- _Exercise directions_: Your task is to repeat the entries underneath exactly, minus the pictures.

[start Records supplied]

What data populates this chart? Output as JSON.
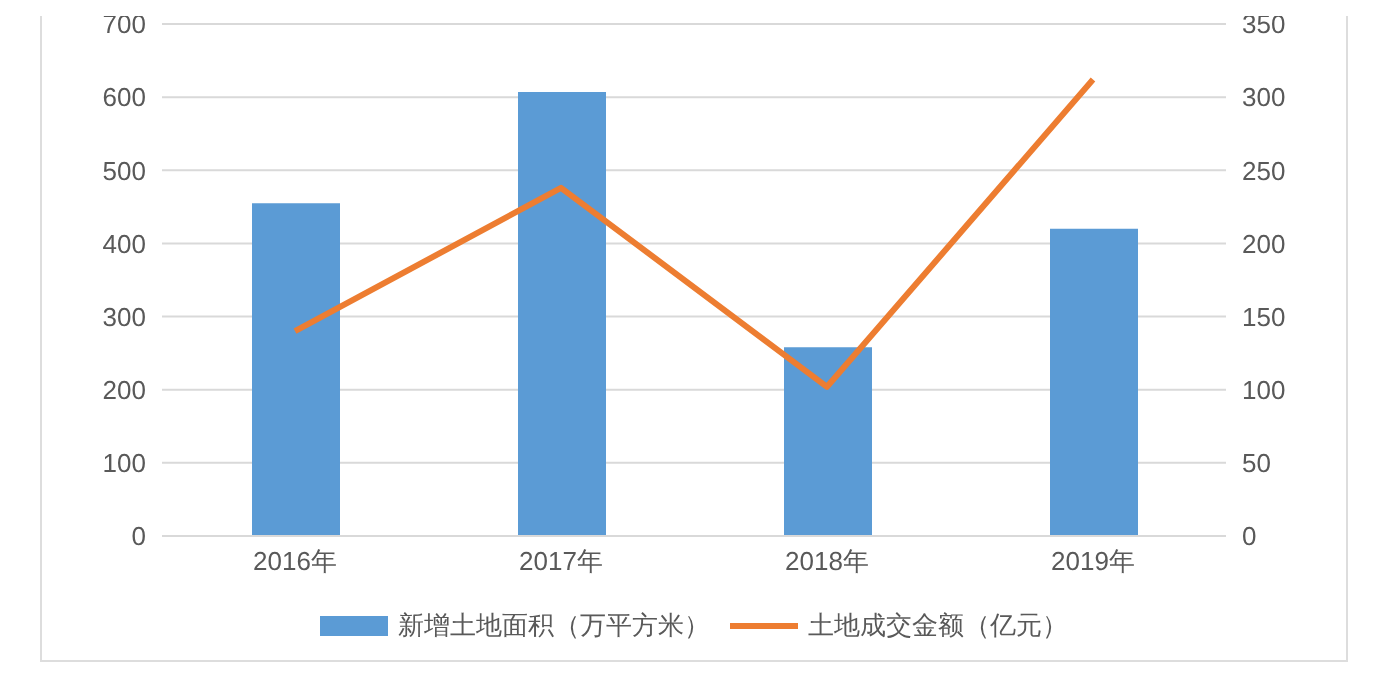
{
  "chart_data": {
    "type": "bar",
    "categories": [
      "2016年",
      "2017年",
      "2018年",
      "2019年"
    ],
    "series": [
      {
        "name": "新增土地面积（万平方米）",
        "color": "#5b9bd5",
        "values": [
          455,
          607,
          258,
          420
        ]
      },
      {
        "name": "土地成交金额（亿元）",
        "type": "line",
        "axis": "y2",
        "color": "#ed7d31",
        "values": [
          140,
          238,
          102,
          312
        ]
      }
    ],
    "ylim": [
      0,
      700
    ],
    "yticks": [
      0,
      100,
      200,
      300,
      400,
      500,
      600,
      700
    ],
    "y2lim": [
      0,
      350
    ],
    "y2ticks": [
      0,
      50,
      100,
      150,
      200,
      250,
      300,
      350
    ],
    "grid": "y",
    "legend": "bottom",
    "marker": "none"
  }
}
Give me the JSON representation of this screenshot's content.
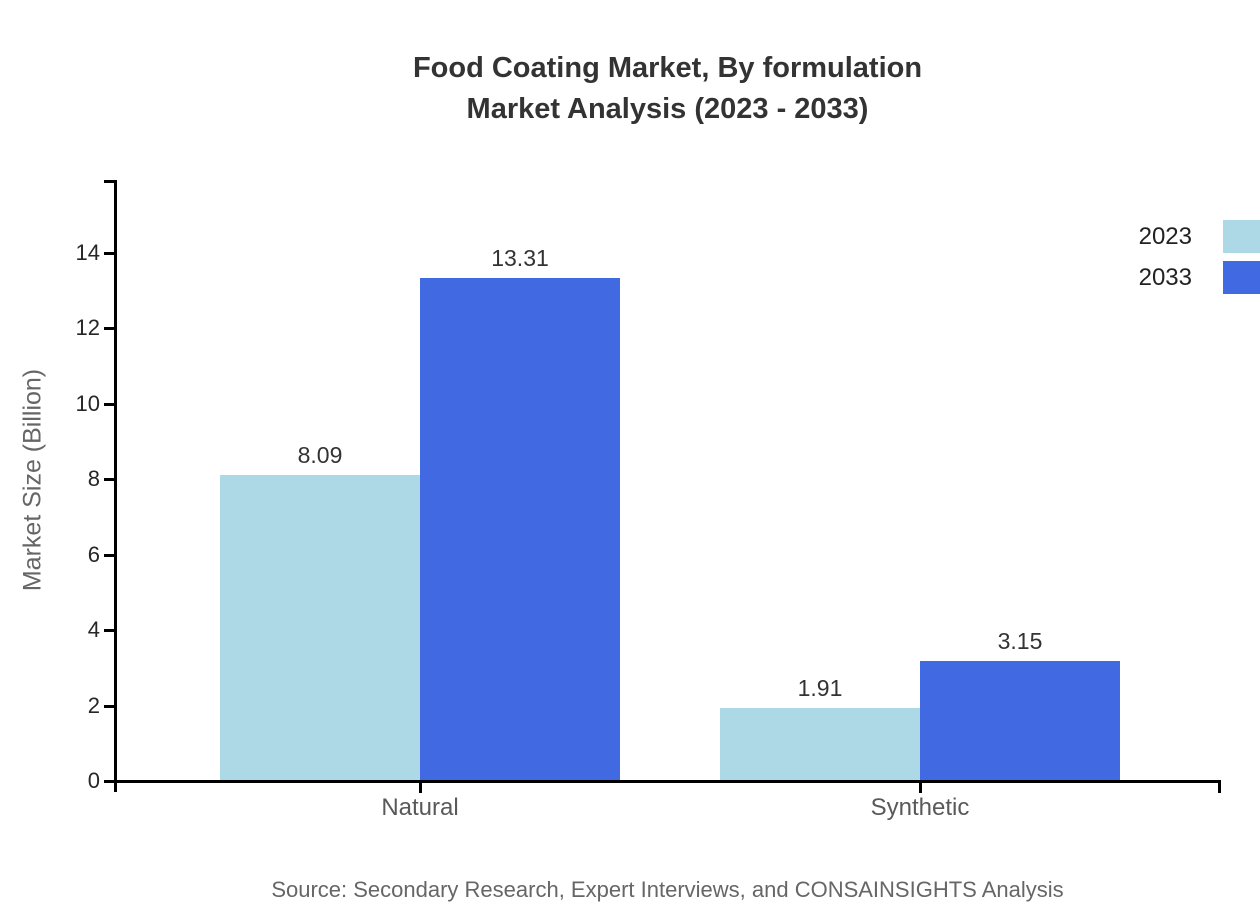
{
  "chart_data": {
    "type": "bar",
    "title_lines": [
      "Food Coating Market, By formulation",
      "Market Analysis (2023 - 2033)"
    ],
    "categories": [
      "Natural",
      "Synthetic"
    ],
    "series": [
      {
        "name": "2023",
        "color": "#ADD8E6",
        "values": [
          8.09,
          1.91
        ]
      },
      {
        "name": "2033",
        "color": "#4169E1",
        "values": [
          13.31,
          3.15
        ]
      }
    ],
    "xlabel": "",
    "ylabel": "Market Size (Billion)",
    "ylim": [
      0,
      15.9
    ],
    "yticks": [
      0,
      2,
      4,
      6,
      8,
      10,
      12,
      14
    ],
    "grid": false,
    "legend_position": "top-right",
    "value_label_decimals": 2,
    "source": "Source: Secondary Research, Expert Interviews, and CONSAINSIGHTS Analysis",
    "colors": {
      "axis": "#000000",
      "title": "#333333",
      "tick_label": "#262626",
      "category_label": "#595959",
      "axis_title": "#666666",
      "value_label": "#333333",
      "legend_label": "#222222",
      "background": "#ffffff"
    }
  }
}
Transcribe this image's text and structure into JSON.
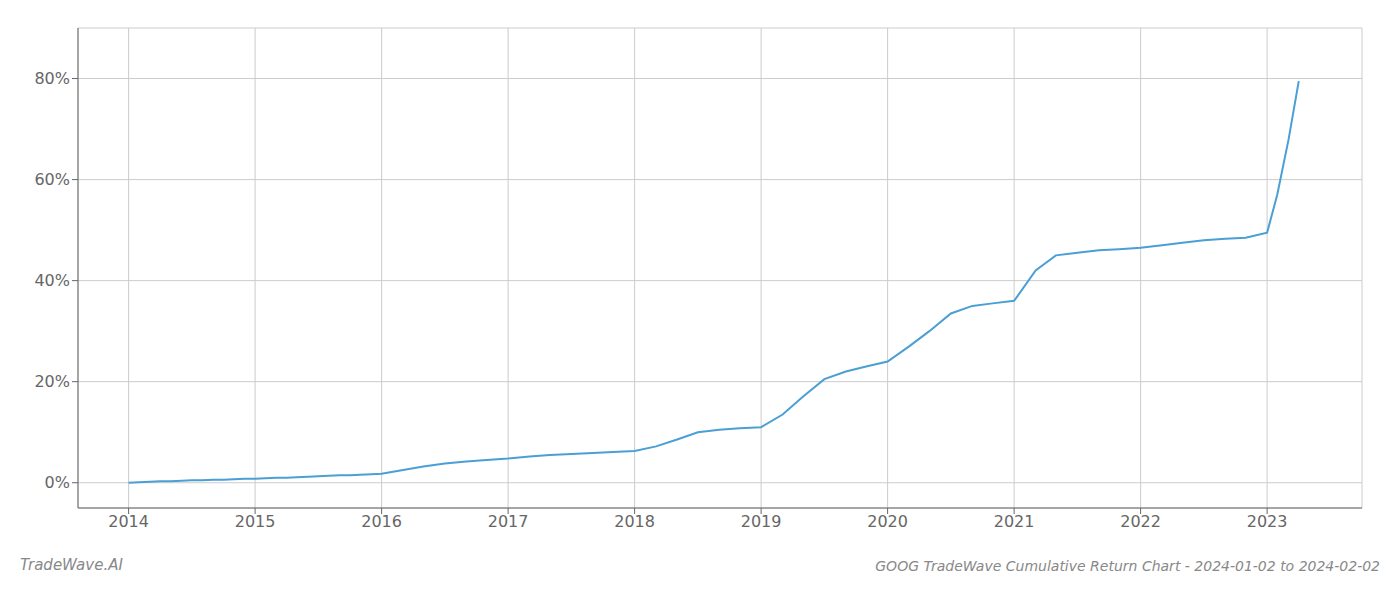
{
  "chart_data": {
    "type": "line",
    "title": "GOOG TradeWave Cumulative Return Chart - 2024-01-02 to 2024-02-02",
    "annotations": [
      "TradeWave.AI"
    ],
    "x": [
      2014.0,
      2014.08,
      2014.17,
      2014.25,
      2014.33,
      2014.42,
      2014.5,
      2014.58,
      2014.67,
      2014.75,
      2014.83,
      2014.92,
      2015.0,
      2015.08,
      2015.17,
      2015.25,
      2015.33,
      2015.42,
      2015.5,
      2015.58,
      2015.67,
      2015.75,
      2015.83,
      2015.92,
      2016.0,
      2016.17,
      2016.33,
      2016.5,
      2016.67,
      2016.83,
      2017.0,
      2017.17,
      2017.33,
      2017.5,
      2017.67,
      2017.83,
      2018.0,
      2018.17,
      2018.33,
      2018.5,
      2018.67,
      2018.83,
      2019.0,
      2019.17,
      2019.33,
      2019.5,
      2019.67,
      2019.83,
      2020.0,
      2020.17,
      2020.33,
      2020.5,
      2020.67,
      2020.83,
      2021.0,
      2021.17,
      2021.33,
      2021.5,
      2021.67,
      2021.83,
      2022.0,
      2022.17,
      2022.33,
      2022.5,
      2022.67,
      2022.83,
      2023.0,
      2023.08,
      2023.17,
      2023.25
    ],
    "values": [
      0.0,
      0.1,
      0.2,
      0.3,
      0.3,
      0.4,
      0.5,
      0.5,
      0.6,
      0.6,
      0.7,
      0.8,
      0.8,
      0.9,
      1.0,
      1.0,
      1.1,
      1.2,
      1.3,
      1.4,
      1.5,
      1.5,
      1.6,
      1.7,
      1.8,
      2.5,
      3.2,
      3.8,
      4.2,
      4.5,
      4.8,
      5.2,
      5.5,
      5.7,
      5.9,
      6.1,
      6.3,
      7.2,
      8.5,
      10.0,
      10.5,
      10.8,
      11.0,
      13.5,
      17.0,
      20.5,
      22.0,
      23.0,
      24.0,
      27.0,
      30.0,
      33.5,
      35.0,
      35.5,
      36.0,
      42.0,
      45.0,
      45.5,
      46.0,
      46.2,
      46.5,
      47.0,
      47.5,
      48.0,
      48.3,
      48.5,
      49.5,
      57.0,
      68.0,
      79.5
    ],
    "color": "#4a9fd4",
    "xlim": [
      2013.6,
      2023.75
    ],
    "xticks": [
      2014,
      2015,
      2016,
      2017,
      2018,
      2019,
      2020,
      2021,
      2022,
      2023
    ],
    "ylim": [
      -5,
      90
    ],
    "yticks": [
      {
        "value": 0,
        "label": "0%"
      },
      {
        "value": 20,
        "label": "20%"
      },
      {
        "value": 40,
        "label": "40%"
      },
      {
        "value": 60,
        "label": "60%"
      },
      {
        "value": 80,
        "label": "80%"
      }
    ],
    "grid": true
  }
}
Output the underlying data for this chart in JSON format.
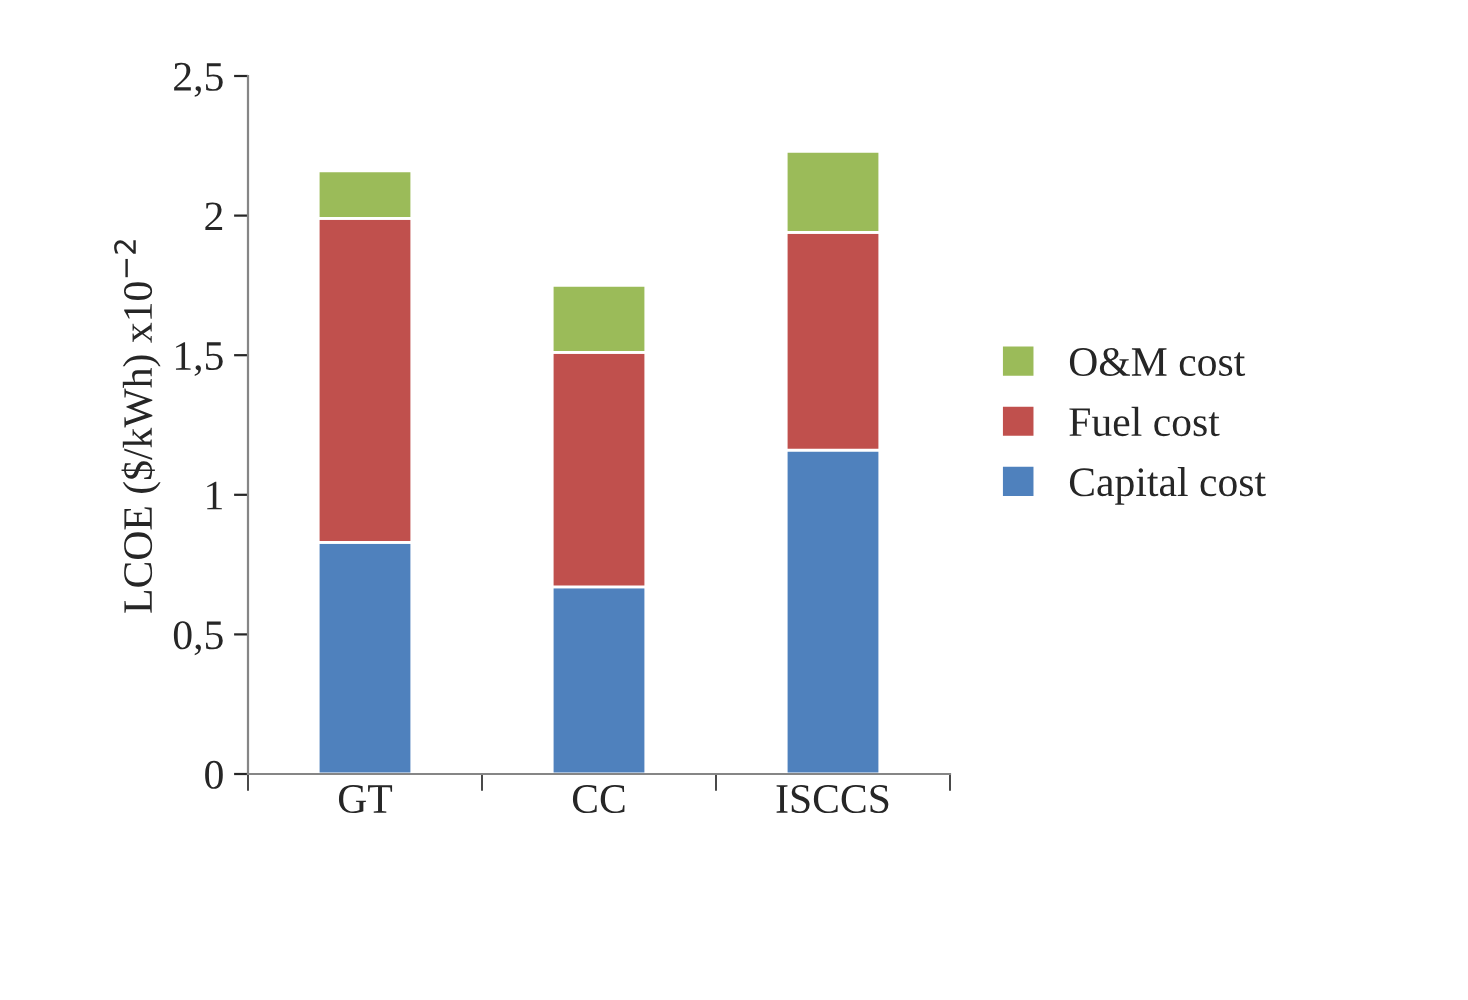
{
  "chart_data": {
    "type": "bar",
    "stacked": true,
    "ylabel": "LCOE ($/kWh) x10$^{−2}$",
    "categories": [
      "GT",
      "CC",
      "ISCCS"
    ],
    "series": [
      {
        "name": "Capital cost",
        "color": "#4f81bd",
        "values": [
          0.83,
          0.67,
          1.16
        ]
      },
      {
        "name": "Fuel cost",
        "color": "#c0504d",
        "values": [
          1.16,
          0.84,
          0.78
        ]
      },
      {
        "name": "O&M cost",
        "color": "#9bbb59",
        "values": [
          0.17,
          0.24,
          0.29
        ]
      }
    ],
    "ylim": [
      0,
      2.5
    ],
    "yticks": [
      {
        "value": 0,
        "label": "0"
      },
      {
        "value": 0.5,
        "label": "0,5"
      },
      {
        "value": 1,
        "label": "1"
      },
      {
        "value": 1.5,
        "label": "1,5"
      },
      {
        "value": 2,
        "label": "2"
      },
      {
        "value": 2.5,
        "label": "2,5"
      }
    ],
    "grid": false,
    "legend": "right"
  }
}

[end Records supplied]

- _Complete output_:
What data populates this chart? Output as JSON.
{
  "chart_data": {
    "type": "bar",
    "categories": [
      "2016年",
      "2017年",
      "2018年",
      "2019年"
    ],
    "series": [
      {
        "name": "新增土地面积（万平方米）",
        "color": "#5b9bd5",
        "values": [
          455,
          607,
          258,
          420
        ]
      },
      {
        "name": "土地成交金额（亿元）",
        "type": "line",
        "axis": "y2",
        "color": "#ed7d31",
        "values": [
          140,
          238,
          102,
          312
        ]
      }
    ],
    "ylim": [
      0,
      700
    ],
    "yticks": [
      0,
      100,
      200,
      300,
      400,
      500,
      600,
      700
    ],
    "y2lim": [
      0,
      350
    ],
    "y2ticks": [
      0,
      50,
      100,
      150,
      200,
      250,
      300,
      350
    ],
    "grid": "y",
    "legend": "bottom",
    "marker": "none"
  }
}
Give me the JSON representation of this screenshot's content.
{
  "chart_data": {
    "type": "bar",
    "title_lines": [
      "Food Coating Market, By formulation",
      "Market Analysis (2023 - 2033)"
    ],
    "categories": [
      "Natural",
      "Synthetic"
    ],
    "series": [
      {
        "name": "2023",
        "color": "#ADD8E6",
        "values": [
          8.09,
          1.91
        ]
      },
      {
        "name": "2033",
        "color": "#4169E1",
        "values": [
          13.31,
          3.15
        ]
      }
    ],
    "xlabel": "",
    "ylabel": "Market Size (Billion)",
    "ylim": [
      0,
      15.9
    ],
    "yticks": [
      0,
      2,
      4,
      6,
      8,
      10,
      12,
      14
    ],
    "grid": false,
    "legend_position": "top-right",
    "value_label_decimals": 2,
    "source": "Source: Secondary Research, Expert Interviews, and CONSAINSIGHTS Analysis",
    "colors": {
      "axis": "#000000",
      "title": "#333333",
      "tick_label": "#262626",
      "category_label": "#595959",
      "axis_title": "#666666",
      "value_label": "#333333",
      "legend_label": "#222222",
      "background": "#ffffff"
    }
  }
}
Transcribe this image's text and structure into JSON.
{
  "chart_data": {
    "type": "line",
    "title": "GOOG TradeWave Cumulative Return Chart - 2024-01-02 to 2024-02-02",
    "annotations": [
      "TradeWave.AI"
    ],
    "x": [
      2014.0,
      2014.08,
      2014.17,
      2014.25,
      2014.33,
      2014.42,
      2014.5,
      2014.58,
      2014.67,
      2014.75,
      2014.83,
      2014.92,
      2015.0,
      2015.08,
      2015.17,
      2015.25,
      2015.33,
      2015.42,
      2015.5,
      2015.58,
      2015.67,
      2015.75,
      2015.83,
      2015.92,
      2016.0,
      2016.17,
      2016.33,
      2016.5,
      2016.67,
      2016.83,
      2017.0,
      2017.17,
      2017.33,
      2017.5,
      2017.67,
      2017.83,
      2018.0,
      2018.17,
      2018.33,
      2018.5,
      2018.67,
      2018.83,
      2019.0,
      2019.17,
      2019.33,
      2019.5,
      2019.67,
      2019.83,
      2020.0,
      2020.17,
      2020.33,
      2020.5,
      2020.67,
      2020.83,
      2021.0,
      2021.17,
      2021.33,
      2021.5,
      2021.67,
      2021.83,
      2022.0,
      2022.17,
      2022.33,
      2022.5,
      2022.67,
      2022.83,
      2023.0,
      2023.08,
      2023.17,
      2023.25
    ],
    "values": [
      0.0,
      0.1,
      0.2,
      0.3,
      0.3,
      0.4,
      0.5,
      0.5,
      0.6,
      0.6,
      0.7,
      0.8,
      0.8,
      0.9,
      1.0,
      1.0,
      1.1,
      1.2,
      1.3,
      1.4,
      1.5,
      1.5,
      1.6,
      1.7,
      1.8,
      2.5,
      3.2,
      3.8,
      4.2,
      4.5,
      4.8,
      5.2,
      5.5,
      5.7,
      5.9,
      6.1,
      6.3,
      7.2,
      8.5,
      10.0,
      10.5,
      10.8,
      11.0,
      13.5,
      17.0,
      20.5,
      22.0,
      23.0,
      24.0,
      27.0,
      30.0,
      33.5,
      35.0,
      35.5,
      36.0,
      42.0,
      45.0,
      45.5,
      46.0,
      46.2,
      46.5,
      47.0,
      47.5,
      48.0,
      48.3,
      48.5,
      49.5,
      57.0,
      68.0,
      79.5
    ],
    "color": "#4a9fd4",
    "xlim": [
      2013.6,
      2023.75
    ],
    "xticks": [
      2014,
      2015,
      2016,
      2017,
      2018,
      2019,
      2020,
      2021,
      2022,
      2023
    ],
    "ylim": [
      -5,
      90
    ],
    "yticks": [
      {
        "value": 0,
        "label": "0%"
      },
      {
        "value": 20,
        "label": "20%"
      },
      {
        "value": 40,
        "label": "40%"
      },
      {
        "value": 60,
        "label": "60%"
      },
      {
        "value": 80,
        "label": "80%"
      }
    ],
    "grid": true
  }
}
Output the underlying data for this chart in JSON format.
{
  "chart_data": {
    "type": "bar",
    "stacked": true,
    "ylabel": "LCOE ($/kWh) x10$^{−2}$",
    "categories": [
      "GT",
      "CC",
      "ISCCS"
    ],
    "series": [
      {
        "name": "Capital cost",
        "color": "#4f81bd",
        "values": [
          0.83,
          0.67,
          1.16
        ]
      },
      {
        "name": "Fuel cost",
        "color": "#c0504d",
        "values": [
          1.16,
          0.84,
          0.78
        ]
      },
      {
        "name": "O&M cost",
        "color": "#9bbb59",
        "values": [
          0.17,
          0.24,
          0.29
        ]
      }
    ],
    "ylim": [
      0,
      2.5
    ],
    "yticks": [
      {
        "value": 0,
        "label": "0"
      },
      {
        "value": 0.5,
        "label": "0,5"
      },
      {
        "value": 1,
        "label": "1"
      },
      {
        "value": 1.5,
        "label": "1,5"
      },
      {
        "value": 2,
        "label": "2"
      },
      {
        "value": 2.5,
        "label": "2,5"
      }
    ],
    "grid": false,
    "legend": "right"
  }
}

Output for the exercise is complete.